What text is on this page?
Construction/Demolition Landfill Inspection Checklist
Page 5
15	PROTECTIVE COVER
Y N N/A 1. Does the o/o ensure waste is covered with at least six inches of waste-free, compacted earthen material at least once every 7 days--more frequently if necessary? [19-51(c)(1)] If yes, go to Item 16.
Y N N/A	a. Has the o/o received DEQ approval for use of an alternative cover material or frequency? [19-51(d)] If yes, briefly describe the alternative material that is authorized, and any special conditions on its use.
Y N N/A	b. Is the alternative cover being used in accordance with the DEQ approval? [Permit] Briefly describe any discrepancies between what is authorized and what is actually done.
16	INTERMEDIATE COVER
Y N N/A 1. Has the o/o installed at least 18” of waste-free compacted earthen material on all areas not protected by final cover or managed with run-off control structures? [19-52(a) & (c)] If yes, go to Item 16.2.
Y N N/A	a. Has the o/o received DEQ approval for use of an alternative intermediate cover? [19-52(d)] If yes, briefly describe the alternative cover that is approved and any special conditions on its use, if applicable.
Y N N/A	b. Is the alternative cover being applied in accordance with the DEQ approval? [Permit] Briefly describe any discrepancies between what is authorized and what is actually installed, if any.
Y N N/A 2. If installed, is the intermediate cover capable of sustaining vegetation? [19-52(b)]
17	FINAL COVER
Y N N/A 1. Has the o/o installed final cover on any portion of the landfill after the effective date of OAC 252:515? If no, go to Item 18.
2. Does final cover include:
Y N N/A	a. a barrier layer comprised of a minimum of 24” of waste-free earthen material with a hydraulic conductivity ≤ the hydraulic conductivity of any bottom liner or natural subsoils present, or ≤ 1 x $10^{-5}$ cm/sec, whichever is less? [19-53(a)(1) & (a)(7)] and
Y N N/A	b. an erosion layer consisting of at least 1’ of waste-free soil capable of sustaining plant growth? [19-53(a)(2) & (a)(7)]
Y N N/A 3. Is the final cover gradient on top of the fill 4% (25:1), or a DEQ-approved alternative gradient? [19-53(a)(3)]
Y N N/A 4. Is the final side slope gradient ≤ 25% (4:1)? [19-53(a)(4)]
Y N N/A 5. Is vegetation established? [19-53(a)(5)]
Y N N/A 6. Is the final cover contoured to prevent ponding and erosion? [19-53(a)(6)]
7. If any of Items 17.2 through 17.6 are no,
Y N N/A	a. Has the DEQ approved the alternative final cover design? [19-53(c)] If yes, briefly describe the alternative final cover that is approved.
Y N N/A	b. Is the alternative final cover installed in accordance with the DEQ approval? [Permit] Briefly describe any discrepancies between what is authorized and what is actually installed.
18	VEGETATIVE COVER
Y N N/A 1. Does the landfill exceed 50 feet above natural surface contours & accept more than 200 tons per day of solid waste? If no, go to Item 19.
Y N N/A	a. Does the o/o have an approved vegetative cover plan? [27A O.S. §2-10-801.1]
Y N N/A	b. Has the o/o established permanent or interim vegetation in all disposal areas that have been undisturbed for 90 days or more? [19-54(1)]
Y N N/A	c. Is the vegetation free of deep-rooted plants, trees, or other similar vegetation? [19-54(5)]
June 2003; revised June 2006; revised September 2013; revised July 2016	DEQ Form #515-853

* Goal of the exercise *
Word for word, write out all of the data above.

* Exercise output *
What text is on this page?
Construction/Demolition Landfill Inspection Checklist
Page 5
15	PROTECTIVE COVER
Y N N/A 1. Does the o/o ensure waste is covered with at least six inches of waste-free, compacted earthen material at least once every 7 days--more frequently if necessary? [19-51(c)(1)] If yes, go to Item 16.
Y N N/A	a. Has the o/o received DEQ approval for use of an alternative cover material or frequency? [19-51(d)] If yes, briefly describe the alternative material that is authorized, and any special conditions on its use.
Y N N/A	b. Is the alternative cover being used in accordance with the DEQ approval? [Permit] Briefly describe any discrepancies between what is authorized and what is actually done.
16	INTERMEDIATE COVER
Y N N/A 1. Has the o/o installed at least 18” of waste-free compacted earthen material on all areas not protected by final cover or managed with run-off control structures? [19-52(a) & (c)] If yes, go to Item 16.2.
Y N N/A	a. Has the o/o received DEQ approval for use of an alternative intermediate cover? [19-52(d)] If yes, briefly describe the alternative cover that is approved and any special conditions on its use, if applicable.
Y N N/A	b. Is the alternative cover being applied in accordance with the DEQ approval? [Permit] Briefly describe any discrepancies between what is authorized and what is actually installed, if any.
Y N N/A 2. If installed, is the intermediate cover capable of sustaining vegetation? [19-52(b)]
17	FINAL COVER
Y N N/A 1. Has the o/o installed final cover on any portion of the landfill after the effective date of OAC 252:515? If no, go to Item 18.
2. Does final cover include:
Y N N/A	a. a barrier layer comprised of a minimum of 24” of waste-free earthen material with a hydraulic conductivity ≤ the hydraulic conductivity of any bottom liner or natural subsoils present, or ≤ 1 x $10^{-5}$ cm/sec, whichever is less? [19-53(a)(1) & (a)(7)] and
Y N N/A	b. an erosion layer consisting of at least 1’ of waste-free soil capable of sustaining plant growth? [19-53(a)(2) & (a)(7)]
Y N N/A 3. Is the final cover gradient on top of the fill 4% (25:1), or a DEQ-approved alternative gradient? [19-53(a)(3)]
Y N N/A 4. Is the final side slope gradient ≤ 25% (4:1)? [19-53(a)(4)]
Y N N/A 5. Is vegetation established? [19-53(a)(5)]
Y N N/A 6. Is the final cover contoured to prevent ponding and erosion? [19-53(a)(6)]
7. If any of Items 17.2 through 17.6 are no,
Y N N/A	a. Has the DEQ approved the alternative final cover design? [19-53(c)] If yes, briefly describe the alternative final cover that is approved.
Y N N/A	b. Is the alternative final cover installed in accordance with the DEQ approval? [Permit] Briefly describe any discrepancies between what is authorized and what is actually installed.
18	VEGETATIVE COVER
Y N N/A 1. Does the landfill exceed 50 feet above natural surface contours & accept more than 200 tons per day of solid waste? If no, go to Item 19.
Y N N/A	a. Does the o/o have an approved vegetative cover plan? [27A O.S. §2-10-801.1]
Y N N/A	b. Has the o/o established permanent or interim vegetation in all disposal areas that have been undisturbed for 90 days or more? [19-54(1)]
Y N N/A	c. Is the vegetation free of deep-rooted plants, trees, or other similar vegetation? [19-54(5)]
June 2003; revised June 2006; revised September 2013; revised July 2016	DEQ Form #515-853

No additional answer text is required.